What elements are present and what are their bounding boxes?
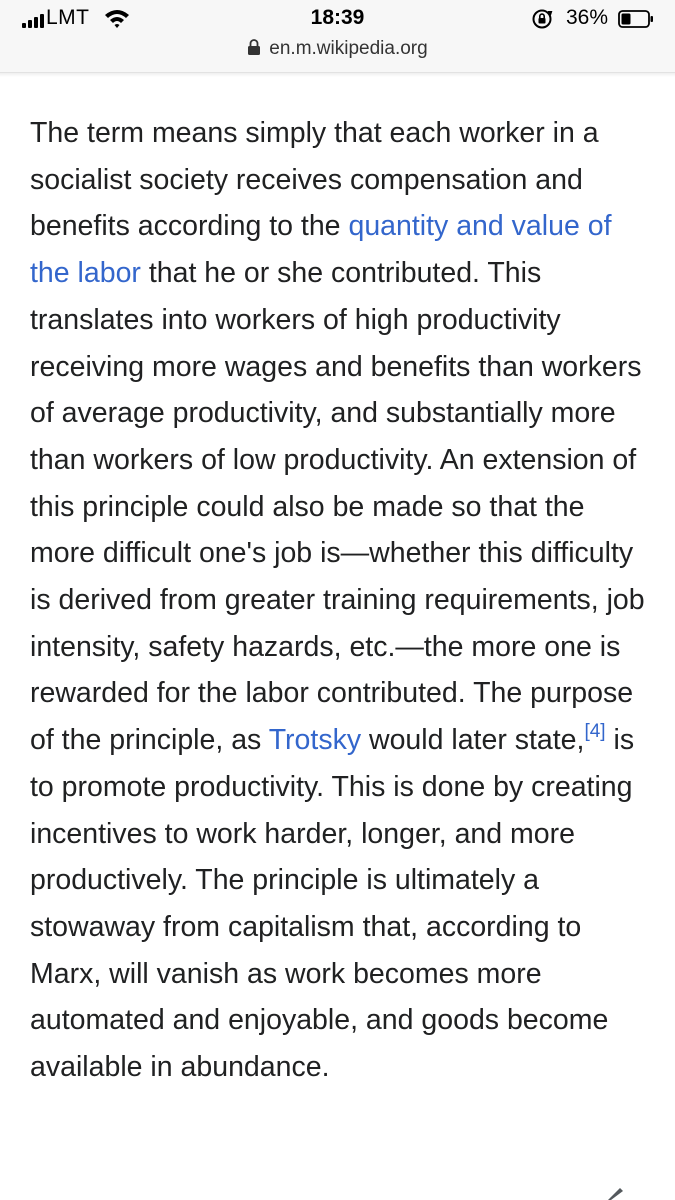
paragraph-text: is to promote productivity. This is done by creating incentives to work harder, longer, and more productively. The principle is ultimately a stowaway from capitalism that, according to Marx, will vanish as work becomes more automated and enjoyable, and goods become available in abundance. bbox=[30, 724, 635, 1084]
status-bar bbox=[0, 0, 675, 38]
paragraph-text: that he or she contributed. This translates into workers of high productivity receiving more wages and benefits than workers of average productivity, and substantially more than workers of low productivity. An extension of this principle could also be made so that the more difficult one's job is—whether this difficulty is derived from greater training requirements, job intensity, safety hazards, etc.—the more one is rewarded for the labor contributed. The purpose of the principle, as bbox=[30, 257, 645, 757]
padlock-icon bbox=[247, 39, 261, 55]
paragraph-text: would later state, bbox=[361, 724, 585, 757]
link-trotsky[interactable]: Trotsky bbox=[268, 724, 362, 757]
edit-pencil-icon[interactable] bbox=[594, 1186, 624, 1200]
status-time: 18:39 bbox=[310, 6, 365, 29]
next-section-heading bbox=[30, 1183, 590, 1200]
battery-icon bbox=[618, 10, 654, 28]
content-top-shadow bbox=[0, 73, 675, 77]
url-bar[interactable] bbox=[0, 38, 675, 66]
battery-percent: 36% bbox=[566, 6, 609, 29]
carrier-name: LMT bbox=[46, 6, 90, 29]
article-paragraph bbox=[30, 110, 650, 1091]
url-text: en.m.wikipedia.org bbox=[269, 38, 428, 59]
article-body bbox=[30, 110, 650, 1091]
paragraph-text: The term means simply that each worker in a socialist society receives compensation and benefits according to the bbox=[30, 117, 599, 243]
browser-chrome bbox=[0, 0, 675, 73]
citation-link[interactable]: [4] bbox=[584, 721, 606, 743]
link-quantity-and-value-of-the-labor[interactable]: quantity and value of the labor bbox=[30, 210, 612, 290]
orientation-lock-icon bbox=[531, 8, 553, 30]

+++

Description of the task – Convert the part of the data that opens with the line containing "paragraph-text: is to" and closes with the line containing "article-paragraph bbox=[30, 110, 650, 1091]" into a JSON list of strings, one string per line, leaving out blank lines.

Result of this task –
[
  "paragraph-text: is to promote productivity. This is done by creating incentives to work harder, longer, and more productively. The principle is ultimately a stowaway from capitalism that, according to Marx, will vanish as work becomes more automated and enjoyable, and goods become available in abundance. bbox=[30, 724, 635, 1084]",
  "status-bar bbox=[0, 0, 675, 38]",
  "paragraph-text: that he or she contributed. This translates into workers of high productivity receiving more wages and benefits than workers of average productivity, and substantially more than workers of low productivity. An extension of this principle could also be made so that the more difficult one's job is—whether this difficulty is derived from greater training requirements, job intensity, safety hazards, etc.—the more one is rewarded for the labor contributed. The purpose of the principle, as bbox=[30, 257, 645, 757]",
  "padlock-icon bbox=[247, 39, 261, 55]",
  "paragraph-text: would later state, bbox=[361, 724, 585, 757]",
  "link-trotsky[interactable]: Trotsky bbox=[268, 724, 362, 757]",
  "edit-pencil-icon[interactable] bbox=[594, 1186, 624, 1200]",
  "status-time: 18:39 bbox=[310, 6, 365, 29]",
  "next-section-heading bbox=[30, 1183, 590, 1200]",
  "battery-icon bbox=[618, 10, 654, 28]",
  "content-top-shadow bbox=[0, 73, 675, 77]",
  "url-bar[interactable] bbox=[0, 38, 675, 66]",
  "battery-percent: 36% bbox=[566, 6, 609, 29]",
  "carrier-name: LMT bbox=[46, 6, 90, 29]",
  "article-paragraph bbox=[30, 110, 650, 1091]"
]